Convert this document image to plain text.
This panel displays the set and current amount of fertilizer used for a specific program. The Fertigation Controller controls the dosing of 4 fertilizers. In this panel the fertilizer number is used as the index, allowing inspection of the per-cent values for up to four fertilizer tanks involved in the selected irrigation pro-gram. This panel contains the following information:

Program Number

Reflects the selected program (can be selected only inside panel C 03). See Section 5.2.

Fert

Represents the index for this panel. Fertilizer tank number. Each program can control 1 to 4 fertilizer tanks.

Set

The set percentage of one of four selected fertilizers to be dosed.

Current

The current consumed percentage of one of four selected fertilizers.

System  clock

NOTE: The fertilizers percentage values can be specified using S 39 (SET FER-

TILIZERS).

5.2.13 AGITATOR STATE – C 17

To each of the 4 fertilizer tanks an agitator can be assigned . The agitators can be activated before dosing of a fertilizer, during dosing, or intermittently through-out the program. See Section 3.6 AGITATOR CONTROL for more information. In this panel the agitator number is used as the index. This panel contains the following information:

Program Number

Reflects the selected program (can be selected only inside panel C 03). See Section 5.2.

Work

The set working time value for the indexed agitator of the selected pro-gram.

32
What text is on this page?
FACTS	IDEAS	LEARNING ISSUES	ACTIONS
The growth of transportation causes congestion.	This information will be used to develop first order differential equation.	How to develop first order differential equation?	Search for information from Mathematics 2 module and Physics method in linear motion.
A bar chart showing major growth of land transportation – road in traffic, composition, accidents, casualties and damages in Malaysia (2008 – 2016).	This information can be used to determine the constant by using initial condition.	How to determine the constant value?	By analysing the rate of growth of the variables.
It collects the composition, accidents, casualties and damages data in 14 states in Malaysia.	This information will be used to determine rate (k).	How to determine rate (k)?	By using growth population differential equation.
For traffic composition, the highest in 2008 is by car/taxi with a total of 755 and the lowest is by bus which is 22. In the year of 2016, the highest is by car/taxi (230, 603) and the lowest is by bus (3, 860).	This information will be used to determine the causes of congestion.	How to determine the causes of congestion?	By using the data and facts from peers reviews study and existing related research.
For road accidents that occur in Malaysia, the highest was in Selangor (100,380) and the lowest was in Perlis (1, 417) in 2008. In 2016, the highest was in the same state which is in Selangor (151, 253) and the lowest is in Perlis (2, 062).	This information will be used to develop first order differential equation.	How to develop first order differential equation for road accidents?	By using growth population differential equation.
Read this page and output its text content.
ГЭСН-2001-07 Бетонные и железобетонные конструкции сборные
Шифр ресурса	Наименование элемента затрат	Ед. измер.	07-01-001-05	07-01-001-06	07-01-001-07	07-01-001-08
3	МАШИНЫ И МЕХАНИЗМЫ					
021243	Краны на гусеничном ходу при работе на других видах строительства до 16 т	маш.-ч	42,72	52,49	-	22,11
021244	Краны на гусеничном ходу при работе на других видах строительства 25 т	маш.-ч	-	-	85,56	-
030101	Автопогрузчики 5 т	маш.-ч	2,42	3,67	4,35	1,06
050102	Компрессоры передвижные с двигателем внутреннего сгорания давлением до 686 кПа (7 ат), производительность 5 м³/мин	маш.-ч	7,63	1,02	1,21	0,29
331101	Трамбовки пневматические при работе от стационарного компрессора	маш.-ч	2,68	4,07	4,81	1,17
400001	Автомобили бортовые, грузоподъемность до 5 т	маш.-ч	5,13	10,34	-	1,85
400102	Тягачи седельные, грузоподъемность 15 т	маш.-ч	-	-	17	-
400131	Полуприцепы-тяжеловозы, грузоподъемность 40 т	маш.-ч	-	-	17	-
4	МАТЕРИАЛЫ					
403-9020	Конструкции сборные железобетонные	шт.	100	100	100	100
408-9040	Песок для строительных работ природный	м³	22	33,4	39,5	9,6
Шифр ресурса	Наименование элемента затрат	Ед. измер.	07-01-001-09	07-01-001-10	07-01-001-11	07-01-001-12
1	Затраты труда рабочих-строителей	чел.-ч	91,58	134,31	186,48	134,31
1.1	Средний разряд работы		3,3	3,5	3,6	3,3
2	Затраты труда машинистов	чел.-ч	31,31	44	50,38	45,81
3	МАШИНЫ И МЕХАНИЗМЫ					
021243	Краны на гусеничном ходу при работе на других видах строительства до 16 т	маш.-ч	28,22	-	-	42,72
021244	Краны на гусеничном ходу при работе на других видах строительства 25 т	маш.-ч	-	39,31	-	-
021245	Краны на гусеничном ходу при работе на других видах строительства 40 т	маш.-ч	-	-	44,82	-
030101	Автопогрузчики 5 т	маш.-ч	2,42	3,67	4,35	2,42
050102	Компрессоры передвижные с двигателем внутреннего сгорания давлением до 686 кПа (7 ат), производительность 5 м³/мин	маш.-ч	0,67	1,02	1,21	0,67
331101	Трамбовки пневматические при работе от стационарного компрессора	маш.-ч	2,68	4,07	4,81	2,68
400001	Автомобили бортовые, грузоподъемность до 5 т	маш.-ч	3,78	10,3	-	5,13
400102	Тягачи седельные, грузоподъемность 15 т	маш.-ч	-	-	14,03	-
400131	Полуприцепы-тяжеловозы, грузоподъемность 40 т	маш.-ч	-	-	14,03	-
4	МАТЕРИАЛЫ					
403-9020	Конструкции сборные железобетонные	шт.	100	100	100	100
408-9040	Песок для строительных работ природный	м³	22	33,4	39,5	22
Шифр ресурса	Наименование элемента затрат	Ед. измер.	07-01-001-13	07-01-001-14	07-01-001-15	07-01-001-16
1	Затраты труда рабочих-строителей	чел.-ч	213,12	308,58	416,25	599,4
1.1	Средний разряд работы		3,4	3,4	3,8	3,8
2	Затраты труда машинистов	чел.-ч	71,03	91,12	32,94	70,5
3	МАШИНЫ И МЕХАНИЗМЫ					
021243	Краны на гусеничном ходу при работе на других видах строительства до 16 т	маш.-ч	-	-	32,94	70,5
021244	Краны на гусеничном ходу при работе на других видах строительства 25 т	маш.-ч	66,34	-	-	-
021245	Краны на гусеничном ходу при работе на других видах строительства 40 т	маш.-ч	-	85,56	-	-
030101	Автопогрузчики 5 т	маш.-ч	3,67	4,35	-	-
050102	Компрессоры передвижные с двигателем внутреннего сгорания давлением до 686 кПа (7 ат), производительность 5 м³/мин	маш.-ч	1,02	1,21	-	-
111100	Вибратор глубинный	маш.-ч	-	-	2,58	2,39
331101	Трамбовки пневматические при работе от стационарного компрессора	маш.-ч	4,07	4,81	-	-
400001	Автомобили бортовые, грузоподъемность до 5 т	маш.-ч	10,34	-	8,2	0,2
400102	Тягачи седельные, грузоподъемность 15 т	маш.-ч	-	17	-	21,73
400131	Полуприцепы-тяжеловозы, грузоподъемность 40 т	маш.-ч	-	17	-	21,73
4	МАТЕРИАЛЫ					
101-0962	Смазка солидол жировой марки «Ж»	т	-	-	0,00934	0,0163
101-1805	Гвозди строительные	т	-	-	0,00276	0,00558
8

** Requirement **
Copy every line that includes the string "Средний" from the material above.

** Response to the exercise **
1.1	Средний разряд работы		3,3	3,5	3,6	3,3
1.1	Средний разряд работы		3,4	3,4	3,8	3,8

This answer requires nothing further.